## To-do list
• A. From the blog post on Google and the semantic web, set down the passage starting with "More and more" and going on through "RSS by hand?".
• B. In the blog post on Google and the semantic web, which tool is named as one that people now use and that is at least expected to produce valid markup?

:: Document excerpt ::

Vitavonni

Wed, 19 Jul 2006

Google and the semantic web

Worth reading: article on Googles Peter Norvig and Tim Berners-Lee over the Semantic Web.

While Google is obviously right about "millions of web masters" who will have trouble adopting to these new standards - thats why we're writing software.

The days when you were hand-writing HTML code will be over some day. Already now - as Google acknowledged - many people fail to write proper HTML. But HTML isn't becoming easier to write. In fact, it gets much more complex with different character encodings, new CSS versions, raised bars for layouting, more dynamic web pages, Ajax, ...

More and more people won't write HTML themselves anymore, but use some software. People used to write bad HTML; now people use tools such as Wordpress which are at least expected to produce valid markup. They start using visual editors, which will eventually stop using tags such as <i /> and use the "more semantic" <em /> instead. Without actually being aware of that. And their blog software also does generate RSS for them. How many people have ever written RSS by hand?

So it's mostly a matter of the tools we offer them; with better tools we can push the use of better ("semantic") formats which then make data reuseable for others as well.

:::
:: Data shown ::

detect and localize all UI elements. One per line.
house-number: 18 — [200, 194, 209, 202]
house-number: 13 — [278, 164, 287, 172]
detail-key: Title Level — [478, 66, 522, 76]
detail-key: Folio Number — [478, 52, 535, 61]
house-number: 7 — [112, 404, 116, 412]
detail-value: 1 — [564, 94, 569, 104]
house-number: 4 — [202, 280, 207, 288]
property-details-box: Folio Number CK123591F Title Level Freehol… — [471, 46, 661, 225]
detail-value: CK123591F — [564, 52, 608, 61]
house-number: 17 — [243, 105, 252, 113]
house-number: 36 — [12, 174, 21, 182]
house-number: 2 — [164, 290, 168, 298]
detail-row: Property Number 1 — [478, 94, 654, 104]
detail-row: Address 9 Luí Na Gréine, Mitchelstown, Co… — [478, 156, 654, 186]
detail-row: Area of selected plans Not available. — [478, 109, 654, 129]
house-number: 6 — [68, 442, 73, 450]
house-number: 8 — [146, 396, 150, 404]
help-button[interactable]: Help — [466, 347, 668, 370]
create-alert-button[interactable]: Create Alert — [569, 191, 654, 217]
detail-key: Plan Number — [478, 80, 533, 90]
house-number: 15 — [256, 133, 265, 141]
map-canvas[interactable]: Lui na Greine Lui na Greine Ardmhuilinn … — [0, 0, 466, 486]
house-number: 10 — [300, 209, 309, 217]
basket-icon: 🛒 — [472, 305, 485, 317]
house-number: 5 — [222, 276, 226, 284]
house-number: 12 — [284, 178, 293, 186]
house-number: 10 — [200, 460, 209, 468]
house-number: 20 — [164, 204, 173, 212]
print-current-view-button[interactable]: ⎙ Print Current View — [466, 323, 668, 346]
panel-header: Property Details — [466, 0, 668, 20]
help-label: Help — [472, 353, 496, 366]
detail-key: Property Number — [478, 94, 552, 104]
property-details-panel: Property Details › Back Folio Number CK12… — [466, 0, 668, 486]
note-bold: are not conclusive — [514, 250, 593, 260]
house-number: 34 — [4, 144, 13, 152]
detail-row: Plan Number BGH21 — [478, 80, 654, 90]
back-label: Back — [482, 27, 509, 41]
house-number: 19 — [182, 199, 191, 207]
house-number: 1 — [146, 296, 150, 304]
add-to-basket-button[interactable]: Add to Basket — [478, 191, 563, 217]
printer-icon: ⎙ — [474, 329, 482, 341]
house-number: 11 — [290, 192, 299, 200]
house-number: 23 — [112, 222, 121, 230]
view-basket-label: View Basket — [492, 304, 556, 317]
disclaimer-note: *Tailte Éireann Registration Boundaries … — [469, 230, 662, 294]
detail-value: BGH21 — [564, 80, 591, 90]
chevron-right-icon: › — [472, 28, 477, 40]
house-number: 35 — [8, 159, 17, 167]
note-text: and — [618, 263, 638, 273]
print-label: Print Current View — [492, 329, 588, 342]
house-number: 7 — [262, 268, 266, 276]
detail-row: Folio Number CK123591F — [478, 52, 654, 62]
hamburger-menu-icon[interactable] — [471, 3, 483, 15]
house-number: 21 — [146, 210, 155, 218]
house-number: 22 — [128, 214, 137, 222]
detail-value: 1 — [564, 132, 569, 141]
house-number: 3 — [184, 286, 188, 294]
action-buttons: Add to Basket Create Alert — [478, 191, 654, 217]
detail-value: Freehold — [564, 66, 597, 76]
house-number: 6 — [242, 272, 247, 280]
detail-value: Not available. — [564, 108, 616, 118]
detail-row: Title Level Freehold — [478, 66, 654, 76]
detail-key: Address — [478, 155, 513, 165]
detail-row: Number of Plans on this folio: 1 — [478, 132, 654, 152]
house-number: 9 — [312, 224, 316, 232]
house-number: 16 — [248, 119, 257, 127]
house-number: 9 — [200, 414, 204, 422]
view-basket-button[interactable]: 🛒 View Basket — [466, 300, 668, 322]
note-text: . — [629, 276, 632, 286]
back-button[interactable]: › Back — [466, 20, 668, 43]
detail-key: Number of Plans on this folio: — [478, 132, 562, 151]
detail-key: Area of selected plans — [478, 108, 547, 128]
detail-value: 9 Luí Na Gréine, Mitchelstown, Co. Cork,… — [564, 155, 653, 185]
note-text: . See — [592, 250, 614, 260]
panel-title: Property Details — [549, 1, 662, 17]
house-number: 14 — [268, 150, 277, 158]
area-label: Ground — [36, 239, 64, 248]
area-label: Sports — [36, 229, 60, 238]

:::

## Results of the tasks
• A.
More and more people won't write HTML themselves anymore, but use some software. People used to write bad HTML; now people use tools such as Wordpress which are at least expected to produce valid markup. They start using visual editors, which will eventually stop using tags such as <i /> and use the "more semantic" <em /> instead. Without actually being aware of that. And their blog software also does generate RSS for them. How many people have ever written RSS by hand?

• B. Wordpress